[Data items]
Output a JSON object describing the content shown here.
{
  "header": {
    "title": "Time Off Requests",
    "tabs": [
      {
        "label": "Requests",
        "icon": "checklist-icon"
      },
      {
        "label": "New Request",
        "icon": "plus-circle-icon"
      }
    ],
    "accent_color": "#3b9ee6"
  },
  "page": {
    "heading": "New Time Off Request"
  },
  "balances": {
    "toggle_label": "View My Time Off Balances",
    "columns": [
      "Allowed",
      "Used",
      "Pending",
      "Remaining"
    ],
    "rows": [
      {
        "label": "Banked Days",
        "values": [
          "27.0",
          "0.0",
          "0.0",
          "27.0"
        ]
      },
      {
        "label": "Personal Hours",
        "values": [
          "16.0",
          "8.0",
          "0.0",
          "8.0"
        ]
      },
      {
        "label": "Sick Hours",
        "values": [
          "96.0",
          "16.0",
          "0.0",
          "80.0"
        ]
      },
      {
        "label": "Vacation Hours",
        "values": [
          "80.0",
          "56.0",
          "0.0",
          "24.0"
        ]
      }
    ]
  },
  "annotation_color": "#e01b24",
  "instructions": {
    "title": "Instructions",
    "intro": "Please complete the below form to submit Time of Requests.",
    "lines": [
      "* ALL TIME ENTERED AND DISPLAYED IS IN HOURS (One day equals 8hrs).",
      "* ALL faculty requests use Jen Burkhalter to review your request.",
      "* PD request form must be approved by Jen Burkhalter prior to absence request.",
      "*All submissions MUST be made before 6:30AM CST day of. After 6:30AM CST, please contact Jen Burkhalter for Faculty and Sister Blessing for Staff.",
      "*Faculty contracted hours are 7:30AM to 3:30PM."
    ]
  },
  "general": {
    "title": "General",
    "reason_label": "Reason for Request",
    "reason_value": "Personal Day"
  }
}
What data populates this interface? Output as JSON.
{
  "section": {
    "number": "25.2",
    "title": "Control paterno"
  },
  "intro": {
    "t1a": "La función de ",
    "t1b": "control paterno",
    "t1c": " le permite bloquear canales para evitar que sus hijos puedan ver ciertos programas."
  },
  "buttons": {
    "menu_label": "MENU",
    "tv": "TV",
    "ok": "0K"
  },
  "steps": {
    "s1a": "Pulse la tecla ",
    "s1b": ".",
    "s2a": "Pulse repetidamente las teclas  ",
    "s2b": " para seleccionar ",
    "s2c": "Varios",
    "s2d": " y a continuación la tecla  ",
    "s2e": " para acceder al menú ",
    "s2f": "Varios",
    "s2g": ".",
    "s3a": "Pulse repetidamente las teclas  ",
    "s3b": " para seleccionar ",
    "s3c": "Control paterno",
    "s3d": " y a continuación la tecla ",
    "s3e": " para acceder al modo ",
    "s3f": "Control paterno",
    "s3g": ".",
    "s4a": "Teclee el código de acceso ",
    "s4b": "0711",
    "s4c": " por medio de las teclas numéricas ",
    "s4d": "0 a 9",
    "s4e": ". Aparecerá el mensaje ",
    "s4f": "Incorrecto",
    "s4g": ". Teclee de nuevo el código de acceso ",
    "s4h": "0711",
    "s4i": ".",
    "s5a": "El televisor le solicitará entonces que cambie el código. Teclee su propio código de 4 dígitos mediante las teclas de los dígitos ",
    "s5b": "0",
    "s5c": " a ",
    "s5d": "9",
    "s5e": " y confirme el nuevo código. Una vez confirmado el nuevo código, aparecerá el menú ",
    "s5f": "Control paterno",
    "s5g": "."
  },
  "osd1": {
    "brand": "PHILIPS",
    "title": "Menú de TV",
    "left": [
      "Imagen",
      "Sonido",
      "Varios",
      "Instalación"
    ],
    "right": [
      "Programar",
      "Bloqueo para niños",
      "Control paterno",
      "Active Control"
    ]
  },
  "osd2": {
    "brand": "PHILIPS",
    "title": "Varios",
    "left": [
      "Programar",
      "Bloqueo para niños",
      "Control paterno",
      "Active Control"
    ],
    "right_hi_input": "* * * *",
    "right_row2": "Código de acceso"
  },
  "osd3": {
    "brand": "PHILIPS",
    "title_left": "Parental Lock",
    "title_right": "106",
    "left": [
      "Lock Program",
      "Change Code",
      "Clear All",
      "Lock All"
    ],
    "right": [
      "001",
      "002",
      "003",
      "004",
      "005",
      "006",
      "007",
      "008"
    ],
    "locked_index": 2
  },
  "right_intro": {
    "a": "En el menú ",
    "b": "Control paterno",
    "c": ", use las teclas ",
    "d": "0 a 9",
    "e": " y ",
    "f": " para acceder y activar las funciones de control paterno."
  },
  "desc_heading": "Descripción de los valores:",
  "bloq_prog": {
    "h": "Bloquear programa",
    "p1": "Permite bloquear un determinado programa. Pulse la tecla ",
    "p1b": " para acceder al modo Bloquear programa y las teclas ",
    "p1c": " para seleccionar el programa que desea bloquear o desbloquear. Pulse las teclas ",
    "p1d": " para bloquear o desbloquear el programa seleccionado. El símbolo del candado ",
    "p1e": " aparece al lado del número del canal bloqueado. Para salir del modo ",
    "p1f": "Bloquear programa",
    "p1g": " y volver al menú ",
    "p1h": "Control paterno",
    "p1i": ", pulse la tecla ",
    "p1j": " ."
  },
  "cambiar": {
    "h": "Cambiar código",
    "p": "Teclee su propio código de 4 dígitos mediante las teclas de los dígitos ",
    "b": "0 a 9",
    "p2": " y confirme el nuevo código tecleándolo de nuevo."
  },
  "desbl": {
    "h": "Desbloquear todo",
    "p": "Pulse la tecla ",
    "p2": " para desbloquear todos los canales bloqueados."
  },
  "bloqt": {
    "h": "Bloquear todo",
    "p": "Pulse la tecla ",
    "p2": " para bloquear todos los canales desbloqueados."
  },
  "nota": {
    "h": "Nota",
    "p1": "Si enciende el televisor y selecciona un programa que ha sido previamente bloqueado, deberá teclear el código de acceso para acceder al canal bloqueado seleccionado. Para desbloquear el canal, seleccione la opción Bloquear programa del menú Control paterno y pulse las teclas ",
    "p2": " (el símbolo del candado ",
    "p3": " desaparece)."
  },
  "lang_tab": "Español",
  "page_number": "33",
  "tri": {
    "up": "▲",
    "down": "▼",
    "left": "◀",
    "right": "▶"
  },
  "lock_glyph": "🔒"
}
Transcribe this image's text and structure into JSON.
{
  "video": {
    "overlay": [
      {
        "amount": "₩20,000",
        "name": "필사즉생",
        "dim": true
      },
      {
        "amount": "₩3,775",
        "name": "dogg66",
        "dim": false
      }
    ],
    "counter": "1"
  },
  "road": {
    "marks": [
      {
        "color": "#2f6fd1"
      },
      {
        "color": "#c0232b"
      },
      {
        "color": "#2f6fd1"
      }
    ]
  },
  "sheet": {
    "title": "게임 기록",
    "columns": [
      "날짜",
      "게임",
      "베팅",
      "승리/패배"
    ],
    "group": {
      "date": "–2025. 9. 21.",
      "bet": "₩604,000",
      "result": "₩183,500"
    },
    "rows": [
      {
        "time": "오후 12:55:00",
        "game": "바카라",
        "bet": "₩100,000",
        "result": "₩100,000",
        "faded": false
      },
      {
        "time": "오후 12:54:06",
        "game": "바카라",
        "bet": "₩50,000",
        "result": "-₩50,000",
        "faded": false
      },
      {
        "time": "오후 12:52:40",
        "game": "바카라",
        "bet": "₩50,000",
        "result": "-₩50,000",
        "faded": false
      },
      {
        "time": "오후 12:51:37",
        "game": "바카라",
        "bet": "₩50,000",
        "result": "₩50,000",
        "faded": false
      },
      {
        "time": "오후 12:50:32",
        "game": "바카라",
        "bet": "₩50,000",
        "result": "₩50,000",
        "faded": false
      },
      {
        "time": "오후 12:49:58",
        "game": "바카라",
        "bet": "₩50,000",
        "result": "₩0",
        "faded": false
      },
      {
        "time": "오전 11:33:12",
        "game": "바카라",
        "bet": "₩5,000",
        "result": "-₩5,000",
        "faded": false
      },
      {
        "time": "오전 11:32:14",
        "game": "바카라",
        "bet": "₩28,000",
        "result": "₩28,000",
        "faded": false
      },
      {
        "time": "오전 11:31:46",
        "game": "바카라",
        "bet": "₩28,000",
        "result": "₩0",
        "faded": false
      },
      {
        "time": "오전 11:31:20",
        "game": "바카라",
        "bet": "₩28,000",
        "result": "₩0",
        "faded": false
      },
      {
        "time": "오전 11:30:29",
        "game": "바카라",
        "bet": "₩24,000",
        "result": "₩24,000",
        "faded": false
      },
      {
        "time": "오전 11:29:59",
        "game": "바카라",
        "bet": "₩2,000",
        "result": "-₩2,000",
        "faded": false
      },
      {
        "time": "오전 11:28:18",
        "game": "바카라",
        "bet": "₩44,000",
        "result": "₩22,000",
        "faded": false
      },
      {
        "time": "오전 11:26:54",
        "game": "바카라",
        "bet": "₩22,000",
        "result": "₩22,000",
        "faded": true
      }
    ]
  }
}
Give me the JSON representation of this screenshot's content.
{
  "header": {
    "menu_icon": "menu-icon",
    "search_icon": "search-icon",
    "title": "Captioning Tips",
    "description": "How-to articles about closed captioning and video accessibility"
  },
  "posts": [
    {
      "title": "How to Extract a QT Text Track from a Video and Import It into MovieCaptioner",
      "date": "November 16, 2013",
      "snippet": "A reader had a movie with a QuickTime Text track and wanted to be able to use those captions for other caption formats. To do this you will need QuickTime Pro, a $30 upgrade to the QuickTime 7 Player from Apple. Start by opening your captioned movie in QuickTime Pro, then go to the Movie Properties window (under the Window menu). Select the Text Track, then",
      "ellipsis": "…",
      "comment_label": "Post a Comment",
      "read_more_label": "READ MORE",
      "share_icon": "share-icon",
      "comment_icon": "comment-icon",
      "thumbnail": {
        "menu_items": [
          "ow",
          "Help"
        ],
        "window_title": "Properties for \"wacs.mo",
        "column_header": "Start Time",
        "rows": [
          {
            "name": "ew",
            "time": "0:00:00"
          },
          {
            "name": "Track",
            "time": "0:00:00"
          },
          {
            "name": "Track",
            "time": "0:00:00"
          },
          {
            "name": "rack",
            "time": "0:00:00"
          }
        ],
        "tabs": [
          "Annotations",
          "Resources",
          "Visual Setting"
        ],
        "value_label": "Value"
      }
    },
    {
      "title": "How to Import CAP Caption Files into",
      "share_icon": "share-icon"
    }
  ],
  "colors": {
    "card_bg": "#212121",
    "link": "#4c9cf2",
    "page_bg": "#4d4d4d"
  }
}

→ GIVEN TASK: Copy all lines from the listing that contain "propio".

→ ANSWER TO THIS EXERCISE:
    "s5a": "El televisor le solicitará entonces que cambie el código. Teclee su propio código de 4 dígitos mediante las teclas de los dígitos ",
    "p": "Teclee su propio código de 4 dígitos mediante las teclas de los dígitos ",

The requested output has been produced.